▶ **Aim**
Look through the material and tally each line bearing the word "version". Give only the total.

Excerpt from a dataset
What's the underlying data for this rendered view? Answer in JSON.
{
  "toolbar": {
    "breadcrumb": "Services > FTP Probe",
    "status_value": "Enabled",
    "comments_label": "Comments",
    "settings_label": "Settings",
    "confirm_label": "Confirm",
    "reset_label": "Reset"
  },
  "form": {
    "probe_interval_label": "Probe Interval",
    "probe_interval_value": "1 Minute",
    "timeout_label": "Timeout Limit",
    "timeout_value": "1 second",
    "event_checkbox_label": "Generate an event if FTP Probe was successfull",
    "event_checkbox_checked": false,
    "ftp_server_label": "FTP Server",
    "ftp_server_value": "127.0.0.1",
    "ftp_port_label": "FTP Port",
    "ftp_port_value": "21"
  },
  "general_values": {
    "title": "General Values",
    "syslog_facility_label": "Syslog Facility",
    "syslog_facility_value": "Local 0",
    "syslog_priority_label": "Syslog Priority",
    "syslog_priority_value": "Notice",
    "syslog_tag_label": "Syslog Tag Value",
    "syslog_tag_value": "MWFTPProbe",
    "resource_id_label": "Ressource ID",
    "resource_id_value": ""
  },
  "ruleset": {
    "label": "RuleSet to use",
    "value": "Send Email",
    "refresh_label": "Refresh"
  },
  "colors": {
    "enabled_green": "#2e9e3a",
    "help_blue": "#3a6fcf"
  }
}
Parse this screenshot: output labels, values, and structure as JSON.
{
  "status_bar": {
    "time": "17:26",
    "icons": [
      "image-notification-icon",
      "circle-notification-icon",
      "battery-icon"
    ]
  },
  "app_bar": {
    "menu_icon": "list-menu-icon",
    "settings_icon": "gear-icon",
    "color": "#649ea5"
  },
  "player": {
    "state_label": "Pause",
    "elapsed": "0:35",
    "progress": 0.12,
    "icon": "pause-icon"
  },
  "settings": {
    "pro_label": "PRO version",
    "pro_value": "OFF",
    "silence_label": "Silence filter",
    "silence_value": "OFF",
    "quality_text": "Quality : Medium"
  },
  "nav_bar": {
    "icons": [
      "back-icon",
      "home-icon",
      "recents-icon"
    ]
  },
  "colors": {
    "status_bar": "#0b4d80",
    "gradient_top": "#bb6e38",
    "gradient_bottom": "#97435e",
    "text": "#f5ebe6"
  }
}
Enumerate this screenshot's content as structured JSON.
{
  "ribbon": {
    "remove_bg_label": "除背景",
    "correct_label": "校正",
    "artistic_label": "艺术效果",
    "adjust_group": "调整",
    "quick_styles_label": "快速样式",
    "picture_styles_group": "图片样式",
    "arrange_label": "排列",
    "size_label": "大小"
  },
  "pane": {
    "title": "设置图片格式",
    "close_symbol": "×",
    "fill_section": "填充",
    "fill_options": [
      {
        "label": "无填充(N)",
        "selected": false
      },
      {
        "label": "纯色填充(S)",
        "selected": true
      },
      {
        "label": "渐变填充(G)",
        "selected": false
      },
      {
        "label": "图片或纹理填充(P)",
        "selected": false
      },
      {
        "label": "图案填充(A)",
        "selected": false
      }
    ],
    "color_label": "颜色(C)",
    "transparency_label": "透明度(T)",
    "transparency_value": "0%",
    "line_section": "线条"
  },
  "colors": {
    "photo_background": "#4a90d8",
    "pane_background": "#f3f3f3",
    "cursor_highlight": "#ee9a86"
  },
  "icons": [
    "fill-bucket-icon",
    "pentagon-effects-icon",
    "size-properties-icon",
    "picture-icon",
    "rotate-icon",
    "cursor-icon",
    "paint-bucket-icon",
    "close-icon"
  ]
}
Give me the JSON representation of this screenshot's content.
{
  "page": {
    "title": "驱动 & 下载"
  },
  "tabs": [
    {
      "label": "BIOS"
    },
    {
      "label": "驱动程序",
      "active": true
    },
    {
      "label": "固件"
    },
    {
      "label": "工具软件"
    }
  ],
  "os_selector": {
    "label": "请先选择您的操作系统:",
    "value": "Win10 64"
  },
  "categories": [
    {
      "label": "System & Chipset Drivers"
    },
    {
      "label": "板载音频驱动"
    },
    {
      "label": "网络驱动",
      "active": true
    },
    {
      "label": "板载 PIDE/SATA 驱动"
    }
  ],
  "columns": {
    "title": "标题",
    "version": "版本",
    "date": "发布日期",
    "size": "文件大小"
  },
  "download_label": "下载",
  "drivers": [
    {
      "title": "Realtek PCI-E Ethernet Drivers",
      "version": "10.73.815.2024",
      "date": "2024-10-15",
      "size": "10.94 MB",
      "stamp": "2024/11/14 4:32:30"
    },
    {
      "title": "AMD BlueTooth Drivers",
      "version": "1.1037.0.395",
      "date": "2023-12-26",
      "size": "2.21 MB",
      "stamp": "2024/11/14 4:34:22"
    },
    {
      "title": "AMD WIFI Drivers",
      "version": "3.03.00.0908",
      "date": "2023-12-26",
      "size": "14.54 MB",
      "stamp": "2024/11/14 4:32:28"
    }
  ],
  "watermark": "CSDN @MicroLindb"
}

▶ **Output for this task**
5